Data items
>>
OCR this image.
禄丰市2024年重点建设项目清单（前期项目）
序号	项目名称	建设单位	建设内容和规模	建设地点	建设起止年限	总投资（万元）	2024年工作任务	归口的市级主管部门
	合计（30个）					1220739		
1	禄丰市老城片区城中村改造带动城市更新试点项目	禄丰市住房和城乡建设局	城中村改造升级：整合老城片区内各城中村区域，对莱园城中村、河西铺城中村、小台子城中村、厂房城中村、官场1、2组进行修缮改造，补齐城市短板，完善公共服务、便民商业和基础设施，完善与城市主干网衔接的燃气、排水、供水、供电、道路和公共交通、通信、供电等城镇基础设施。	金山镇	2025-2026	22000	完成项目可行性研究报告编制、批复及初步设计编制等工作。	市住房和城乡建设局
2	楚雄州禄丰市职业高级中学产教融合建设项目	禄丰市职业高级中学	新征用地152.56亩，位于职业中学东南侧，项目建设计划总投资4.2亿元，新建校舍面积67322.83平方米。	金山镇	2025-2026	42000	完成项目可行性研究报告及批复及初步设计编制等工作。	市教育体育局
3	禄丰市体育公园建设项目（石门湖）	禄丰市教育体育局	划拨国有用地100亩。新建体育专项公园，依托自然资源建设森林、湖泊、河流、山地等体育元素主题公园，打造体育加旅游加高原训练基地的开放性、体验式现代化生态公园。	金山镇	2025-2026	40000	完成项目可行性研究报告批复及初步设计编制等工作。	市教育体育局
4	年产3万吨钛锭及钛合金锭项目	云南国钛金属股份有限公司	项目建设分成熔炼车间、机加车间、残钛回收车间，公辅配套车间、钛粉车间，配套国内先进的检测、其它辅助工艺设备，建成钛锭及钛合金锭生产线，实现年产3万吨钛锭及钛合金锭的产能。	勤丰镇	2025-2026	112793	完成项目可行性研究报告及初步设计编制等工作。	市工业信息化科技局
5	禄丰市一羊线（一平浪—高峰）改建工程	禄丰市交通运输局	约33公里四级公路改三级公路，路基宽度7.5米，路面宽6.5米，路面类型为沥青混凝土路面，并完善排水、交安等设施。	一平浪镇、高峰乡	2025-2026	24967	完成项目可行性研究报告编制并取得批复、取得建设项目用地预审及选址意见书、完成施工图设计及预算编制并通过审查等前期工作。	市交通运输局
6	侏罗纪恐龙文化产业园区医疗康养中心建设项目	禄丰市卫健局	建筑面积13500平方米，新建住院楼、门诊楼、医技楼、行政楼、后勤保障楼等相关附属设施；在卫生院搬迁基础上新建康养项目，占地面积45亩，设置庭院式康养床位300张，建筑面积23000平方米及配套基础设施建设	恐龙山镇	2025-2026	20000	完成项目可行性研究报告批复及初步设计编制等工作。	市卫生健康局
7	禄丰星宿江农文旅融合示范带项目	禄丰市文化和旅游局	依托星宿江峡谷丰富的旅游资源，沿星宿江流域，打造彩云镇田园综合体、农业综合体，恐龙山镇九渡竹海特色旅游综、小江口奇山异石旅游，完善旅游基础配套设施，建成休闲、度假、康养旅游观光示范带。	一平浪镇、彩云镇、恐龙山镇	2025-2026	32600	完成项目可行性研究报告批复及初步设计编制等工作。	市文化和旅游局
<<
Problem details
Set down all of the records shown above once more, exactly.

Exercise solution
OCR this image.
禄丰市2024年重点建设项目清单（前期项目）
序号	项目名称	建设单位	建设内容和规模	建设地点	建设起止年限	总投资（万元）	2024年工作任务	归口的市级主管部门
	合计（30个）					1220739		
1	禄丰市老城片区城中村改造带动城市更新试点项目	禄丰市住房和城乡建设局	城中村改造升级：整合老城片区内各城中村区域，对莱园城中村、河西铺城中村、小台子城中村、厂房城中村、官场1、2组进行修缮改造，补齐城市短板，完善公共服务、便民商业和基础设施，完善与城市主干网衔接的燃气、排水、供水、供电、道路和公共交通、通信、供电等城镇基础设施。	金山镇	2025-2026	22000	完成项目可行性研究报告编制、批复及初步设计编制等工作。	市住房和城乡建设局
2	楚雄州禄丰市职业高级中学产教融合建设项目	禄丰市职业高级中学	新征用地152.56亩，位于职业中学东南侧，项目建设计划总投资4.2亿元，新建校舍面积67322.83平方米。	金山镇	2025-2026	42000	完成项目可行性研究报告及批复及初步设计编制等工作。	市教育体育局
3	禄丰市体育公园建设项目（石门湖）	禄丰市教育体育局	划拨国有用地100亩。新建体育专项公园，依托自然资源建设森林、湖泊、河流、山地等体育元素主题公园，打造体育加旅游加高原训练基地的开放性、体验式现代化生态公园。	金山镇	2025-2026	40000	完成项目可行性研究报告批复及初步设计编制等工作。	市教育体育局
4	年产3万吨钛锭及钛合金锭项目	云南国钛金属股份有限公司	项目建设分成熔炼车间、机加车间、残钛回收车间，公辅配套车间、钛粉车间，配套国内先进的检测、其它辅助工艺设备，建成钛锭及钛合金锭生产线，实现年产3万吨钛锭及钛合金锭的产能。	勤丰镇	2025-2026	112793	完成项目可行性研究报告及初步设计编制等工作。	市工业信息化科技局
5	禄丰市一羊线（一平浪—高峰）改建工程	禄丰市交通运输局	约33公里四级公路改三级公路，路基宽度7.5米，路面宽6.5米，路面类型为沥青混凝土路面，并完善排水、交安等设施。	一平浪镇、高峰乡	2025-2026	24967	完成项目可行性研究报告编制并取得批复、取得建设项目用地预审及选址意见书、完成施工图设计及预算编制并通过审查等前期工作。	市交通运输局
6	侏罗纪恐龙文化产业园区医疗康养中心建设项目	禄丰市卫健局	建筑面积13500平方米，新建住院楼、门诊楼、医技楼、行政楼、后勤保障楼等相关附属设施；在卫生院搬迁基础上新建康养项目，占地面积45亩，设置庭院式康养床位300张，建筑面积23000平方米及配套基础设施建设	恐龙山镇	2025-2026	20000	完成项目可行性研究报告批复及初步设计编制等工作。	市卫生健康局
7	禄丰星宿江农文旅融合示范带项目	禄丰市文化和旅游局	依托星宿江峡谷丰富的旅游资源，沿星宿江流域，打造彩云镇田园综合体、农业综合体，恐龙山镇九渡竹海特色旅游综、小江口奇山异石旅游，完善旅游基础配套设施，建成休闲、度假、康养旅游观光示范带。	一平浪镇、彩云镇、恐龙山镇	2025-2026	32600	完成项目可行性研究报告批复及初步设计编制等工作。	市文化和旅游局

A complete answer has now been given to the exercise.